What is asked: Give the material again in full, matching it exactly.

Exercise data:
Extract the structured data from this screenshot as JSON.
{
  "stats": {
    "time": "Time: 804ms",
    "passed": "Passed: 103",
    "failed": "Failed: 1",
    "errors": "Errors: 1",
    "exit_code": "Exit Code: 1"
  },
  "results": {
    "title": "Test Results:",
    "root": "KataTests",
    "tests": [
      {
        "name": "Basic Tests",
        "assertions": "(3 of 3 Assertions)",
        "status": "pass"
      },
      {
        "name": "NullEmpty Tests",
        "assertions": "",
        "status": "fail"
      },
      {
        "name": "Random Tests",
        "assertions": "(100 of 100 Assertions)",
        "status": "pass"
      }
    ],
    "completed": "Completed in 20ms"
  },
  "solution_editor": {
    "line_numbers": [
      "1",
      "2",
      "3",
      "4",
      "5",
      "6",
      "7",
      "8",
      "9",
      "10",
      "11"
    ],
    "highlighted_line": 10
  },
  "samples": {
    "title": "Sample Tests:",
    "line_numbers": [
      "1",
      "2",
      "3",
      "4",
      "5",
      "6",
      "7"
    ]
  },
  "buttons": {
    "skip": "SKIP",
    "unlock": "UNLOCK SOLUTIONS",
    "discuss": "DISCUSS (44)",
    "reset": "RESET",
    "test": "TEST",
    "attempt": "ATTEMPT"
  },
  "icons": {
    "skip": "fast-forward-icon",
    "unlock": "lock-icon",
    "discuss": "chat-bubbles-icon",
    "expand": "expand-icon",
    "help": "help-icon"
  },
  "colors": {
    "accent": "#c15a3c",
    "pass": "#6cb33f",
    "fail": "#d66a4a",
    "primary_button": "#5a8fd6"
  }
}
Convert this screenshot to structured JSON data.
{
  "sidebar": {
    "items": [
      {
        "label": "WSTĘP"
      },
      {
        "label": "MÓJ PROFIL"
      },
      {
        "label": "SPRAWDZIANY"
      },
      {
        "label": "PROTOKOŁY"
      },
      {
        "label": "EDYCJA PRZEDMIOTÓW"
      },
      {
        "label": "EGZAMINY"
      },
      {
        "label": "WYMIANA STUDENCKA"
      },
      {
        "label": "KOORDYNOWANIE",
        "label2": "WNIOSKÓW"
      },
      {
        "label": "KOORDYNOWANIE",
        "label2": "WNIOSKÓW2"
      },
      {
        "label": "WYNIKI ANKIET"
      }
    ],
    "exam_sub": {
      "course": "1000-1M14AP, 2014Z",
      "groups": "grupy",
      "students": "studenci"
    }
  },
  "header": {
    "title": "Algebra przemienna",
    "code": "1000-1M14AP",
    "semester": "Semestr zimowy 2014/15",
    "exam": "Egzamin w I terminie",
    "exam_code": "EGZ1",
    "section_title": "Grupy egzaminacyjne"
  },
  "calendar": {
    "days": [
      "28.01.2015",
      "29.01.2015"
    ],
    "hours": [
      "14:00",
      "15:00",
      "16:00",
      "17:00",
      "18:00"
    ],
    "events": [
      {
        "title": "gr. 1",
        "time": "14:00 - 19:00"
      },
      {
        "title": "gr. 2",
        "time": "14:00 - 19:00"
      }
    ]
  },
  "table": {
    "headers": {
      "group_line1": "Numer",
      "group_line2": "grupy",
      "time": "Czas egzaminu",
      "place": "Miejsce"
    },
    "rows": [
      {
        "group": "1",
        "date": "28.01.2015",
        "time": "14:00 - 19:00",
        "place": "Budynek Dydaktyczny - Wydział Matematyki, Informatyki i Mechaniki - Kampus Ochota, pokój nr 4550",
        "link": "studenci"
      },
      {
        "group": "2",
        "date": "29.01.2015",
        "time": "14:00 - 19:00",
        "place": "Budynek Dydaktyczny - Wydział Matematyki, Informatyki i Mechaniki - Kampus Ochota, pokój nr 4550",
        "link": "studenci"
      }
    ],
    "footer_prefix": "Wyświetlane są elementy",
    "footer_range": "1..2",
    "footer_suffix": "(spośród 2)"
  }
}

Written answer:
Extract the structured data from this screenshot as JSON.
{
  "stats": {
    "time": "Time: 804ms",
    "passed": "Passed: 103",
    "failed": "Failed: 1",
    "errors": "Errors: 1",
    "exit_code": "Exit Code: 1"
  },
  "results": {
    "title": "Test Results:",
    "root": "KataTests",
    "tests": [
      {
        "name": "Basic Tests",
        "assertions": "(3 of 3 Assertions)",
        "status": "pass"
      },
      {
        "name": "NullEmpty Tests",
        "assertions": "",
        "status": "fail"
      },
      {
        "name": "Random Tests",
        "assertions": "(100 of 100 Assertions)",
        "status": "pass"
      }
    ],
    "completed": "Completed in 20ms"
  },
  "solution_editor": {
    "line_numbers": [
      "1",
      "2",
      "3",
      "4",
      "5",
      "6",
      "7",
      "8",
      "9",
      "10",
      "11"
    ],
    "highlighted_line": 10
  },
  "samples": {
    "title": "Sample Tests:",
    "line_numbers": [
      "1",
      "2",
      "3",
      "4",
      "5",
      "6",
      "7"
    ]
  },
  "buttons": {
    "skip": "SKIP",
    "unlock": "UNLOCK SOLUTIONS",
    "discuss": "DISCUSS (44)",
    "reset": "RESET",
    "test": "TEST",
    "attempt": "ATTEMPT"
  },
  "icons": {
    "skip": "fast-forward-icon",
    "unlock": "lock-icon",
    "discuss": "chat-bubbles-icon",
    "expand": "expand-icon",
    "help": "help-icon"
  },
  "colors": {
    "accent": "#c15a3c",
    "pass": "#6cb33f",
    "fail": "#d66a4a",
    "primary_button": "#5a8fd6"
  }
}
Convert this screenshot to structured JSON data.
{
  "sidebar": {
    "items": [
      {
        "label": "WSTĘP"
      },
      {
        "label": "MÓJ PROFIL"
      },
      {
        "label": "SPRAWDZIANY"
      },
      {
        "label": "PROTOKOŁY"
      },
      {
        "label": "EDYCJA PRZEDMIOTÓW"
      },
      {
        "label": "EGZAMINY"
      },
      {
        "label": "WYMIANA STUDENCKA"
      },
      {
        "label": "KOORDYNOWANIE",
        "label2": "WNIOSKÓW"
      },
      {
        "label": "KOORDYNOWANIE",
        "label2": "WNIOSKÓW2"
      },
      {
        "label": "WYNIKI ANKIET"
      }
    ],
    "exam_sub": {
      "course": "1000-1M14AP, 2014Z",
      "groups": "grupy",
      "students": "studenci"
    }
  },
  "header": {
    "title": "Algebra przemienna",
    "code": "1000-1M14AP",
    "semester": "Semestr zimowy 2014/15",
    "exam": "Egzamin w I terminie",
    "exam_code": "EGZ1",
    "section_title": "Grupy egzaminacyjne"
  },
  "calendar": {
    "days": [
      "28.01.2015",
      "29.01.2015"
    ],
    "hours": [
      "14:00",
      "15:00",
      "16:00",
      "17:00",
      "18:00"
    ],
    "events": [
      {
        "title": "gr. 1",
        "time": "14:00 - 19:00"
      },
      {
        "title": "gr. 2",
        "time": "14:00 - 19:00"
      }
    ]
  },
  "table": {
    "headers": {
      "group_line1": "Numer",
      "group_line2": "grupy",
      "time": "Czas egzaminu",
      "place": "Miejsce"
    },
    "rows": [
      {
        "group": "1",
        "date": "28.01.2015",
        "time": "14:00 - 19:00",
        "place": "Budynek Dydaktyczny - Wydział Matematyki, Informatyki i Mechaniki - Kampus Ochota, pokój nr 4550",
        "link": "studenci"
      },
      {
        "group": "2",
        "date": "29.01.2015",
        "time": "14:00 - 19:00",
        "place": "Budynek Dydaktyczny - Wydział Matematyki, Informatyki i Mechaniki - Kampus Ochota, pokój nr 4550",
        "link": "studenci"
      }
    ],
    "footer_prefix": "Wyświetlane są elementy",
    "footer_range": "1..2",
    "footer_suffix": "(spośród 2)"
  }
}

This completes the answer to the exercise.